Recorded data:
#####

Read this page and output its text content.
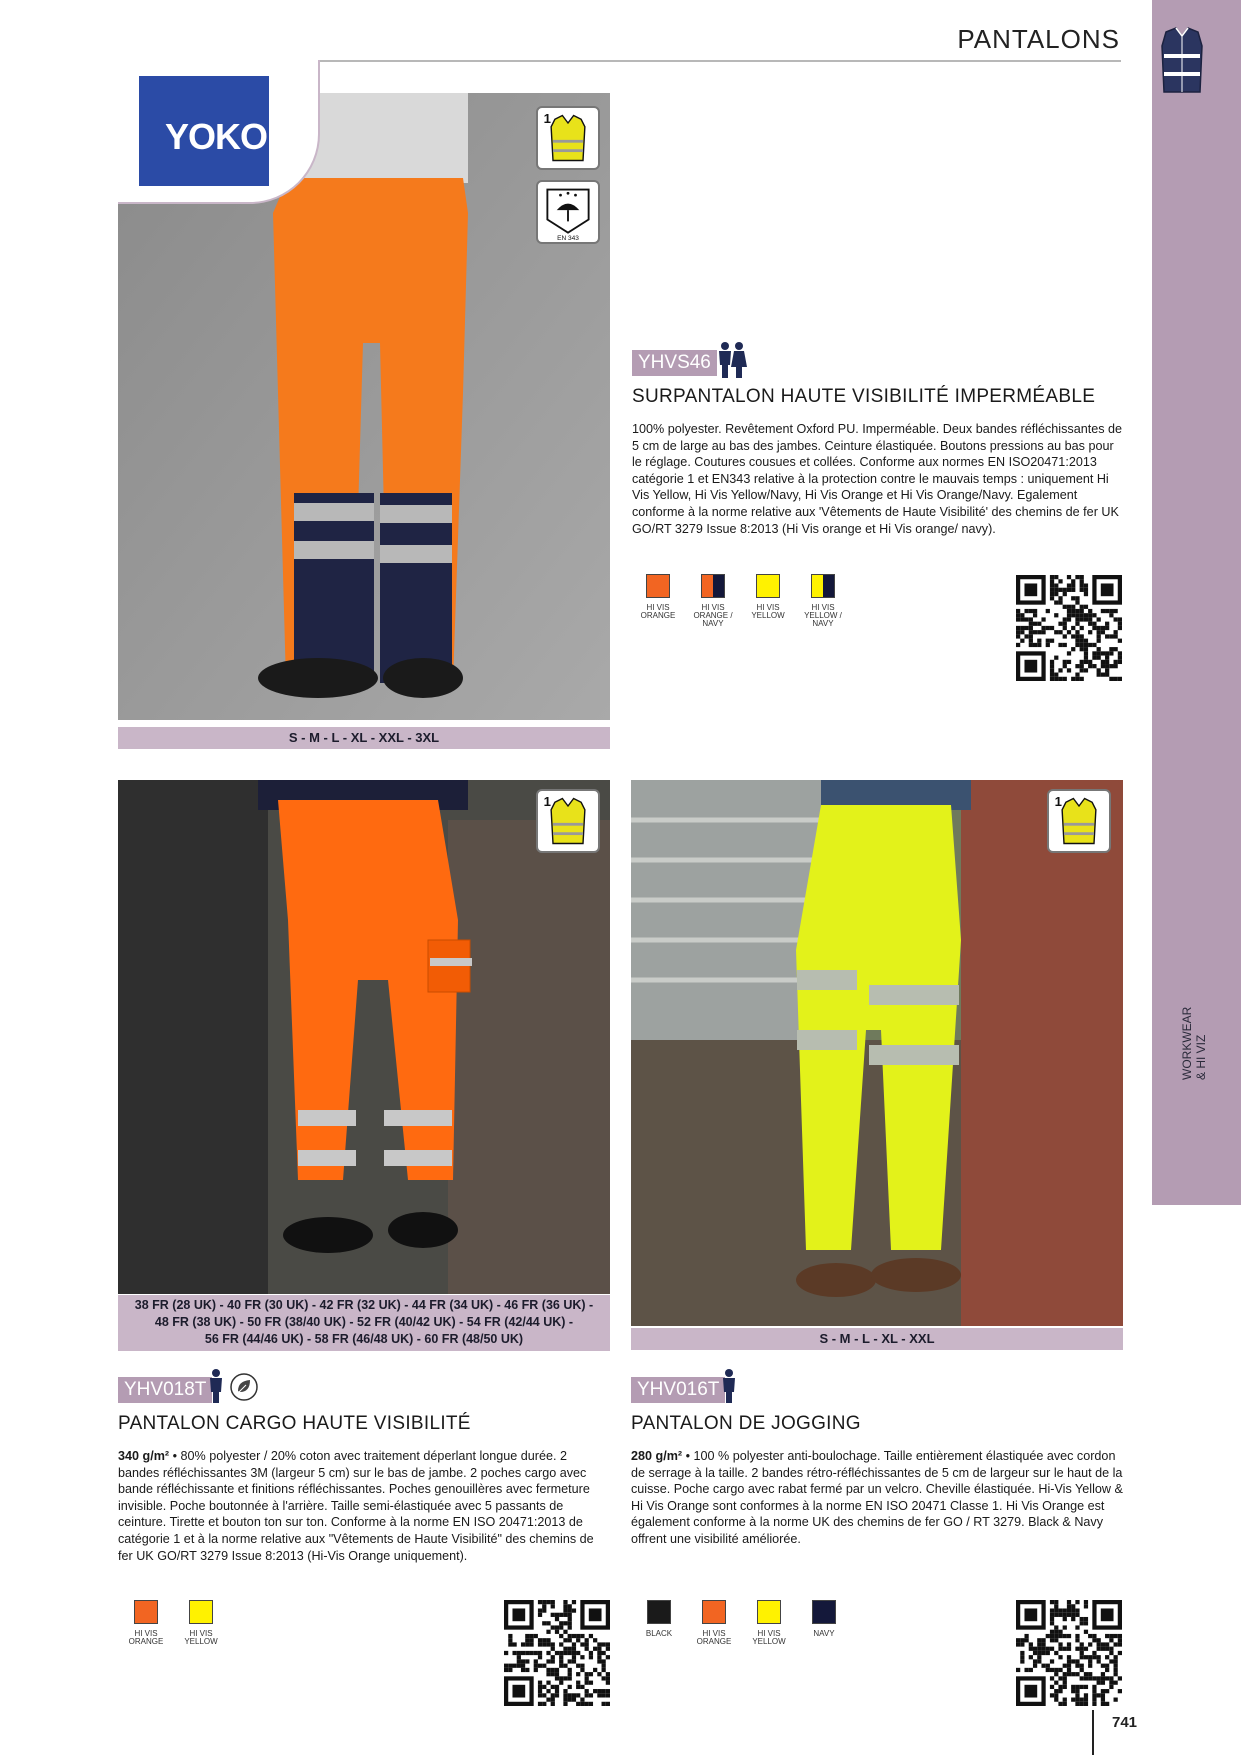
WORKWEAR & HI VIZ
PANTALONS
S - M - L - XL - XXL - 3XL
YOKO	1
EN 343
YHVS46
SURPANTALON HAUTE VISIBILITÉ IMPERMÉABLE
100% polyester. Revêtement Oxford PU. Imperméable. Deux bandes réfléchissantes de 5 cm de large au bas des jambes. Ceinture élastiquée. Boutons pressions au bas pour le réglage. Coutures cousues et collées. Conforme aux normes EN ISO20471:2013 catégorie 1 et EN343 relative à la protection contre le mauvais temps : uniquement Hi Vis Yellow, Hi Vis Yellow/Navy, Hi Vis Orange et Hi Vis Orange/Navy. Egalement conforme à la norme relative aux 'Vêtements de Haute Visibilité' des chemins de fer UK GO/RT 3279 Issue 8:2013 (Hi Vis orange et Hi Vis orange/ navy).
HI VIS
ORANGE
HI VIS
ORANGE /
NAVY
HI VIS
YELLOW
HI VIS
YELLOW /
NAVY
1
38 FR (28 UK) - 40 FR (30 UK) - 42 FR (32 UK) - 44 FR (34 UK) - 46 FR (36 UK) -
48 FR (38 UK) - 50 FR (38/40 UK) - 52 FR (40/42 UK) - 54 FR (42/44 UK) -
56 FR (44/46 UK) - 58 FR (46/48 UK) - 60 FR (48/50 UK)
1
S - M - L - XL - XXL
YHV018T
PANTALON CARGO HAUTE VISIBILITÉ
340 g/m² • 80% polyester / 20% coton avec traitement déperlant longue durée. 2 bandes réfléchissantes 3M (largeur 5 cm) sur le bas de jambe. 2 poches cargo avec bande réfléchissante et finitions réfléchissantes. Poches genouillères avec fermeture invisible. Poche boutonnée à l'arrière. Taille semi-élastiquée avec 5 passants de ceinture. Tirette et bouton ton sur ton. Conforme à la norme EN ISO 20471:2013 de catégorie 1 et à la norme relative aux "Vêtements de Haute Visibilité" des chemins de fer UK GO/RT 3279 Issue 8:2013 (Hi-Vis Orange uniquement).
HI VIS
ORANGE
HI VIS
YELLOW
YHV016T
PANTALON DE JOGGING
280 g/m² • 100 % polyester anti-boulochage. Taille entièrement élastiquée avec cordon de serrage à la taille. 2 bandes rétro-réfléchissantes de 5 cm de largeur sur le haut de la cuisse. Poche cargo avec rabat fermé par un velcro. Cheville élastiquée. Hi-Vis Yellow & Hi Vis Orange sont conformes à la norme EN ISO 20471 Classe 1. Hi Vis Orange est également conforme à la norme UK des chemins de fer GO / RT 3279. Black & Navy offrent une visibilité améliorée.
BLACK	HI VIS
ORANGE
HI VIS
YELLOW
NAVY
741
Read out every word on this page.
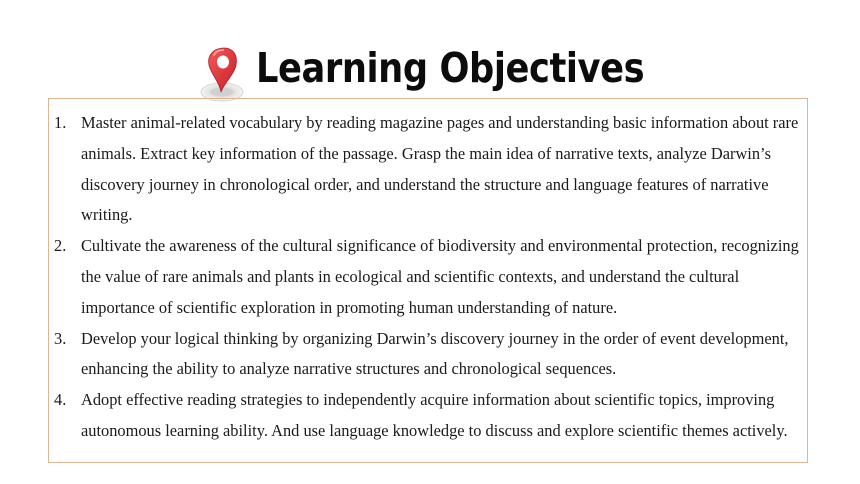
Learning Objectives
1. Master animal-related vocabulary by reading magazine pages and understanding basic information about rare animals. Extract key information of the passage. Grasp the main idea of narrative texts, analyze Darwin’s discovery journey in chronological order, and understand the structure and language features of narrative writing.
2. Cultivate the awareness of the cultural significance of biodiversity and environmental protection, recognizing the value of rare animals and plants in ecological and scientific contexts, and understand the cultural importance of scientific exploration in promoting human understanding of nature.
3. Develop your logical thinking by organizing Darwin’s discovery journey in the order of event development, enhancing the ability to analyze narrative structures and chronological sequences.
4. Adopt effective reading strategies to independently acquire information about scientific topics, improving autonomous learning ability. And use language knowledge to discuss and explore scientific themes actively.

#####

§ **SET EXERCISE**:
Which lines of the material contain the string "language"? List each of them.

§ **SOLUTION TO THIS TASK**:
1. Master animal-related vocabulary by reading magazine pages and understanding basic information about rare animals. Extract key information of the passage. Grasp the main idea of narrative texts, analyze Darwin’s discovery journey in chronological order, and understand the structure and language features of narrative writing.
4. Adopt effective reading strategies to independently acquire information about scientific topics, improving autonomous learning ability. And use language knowledge to discuss and explore scientific themes actively.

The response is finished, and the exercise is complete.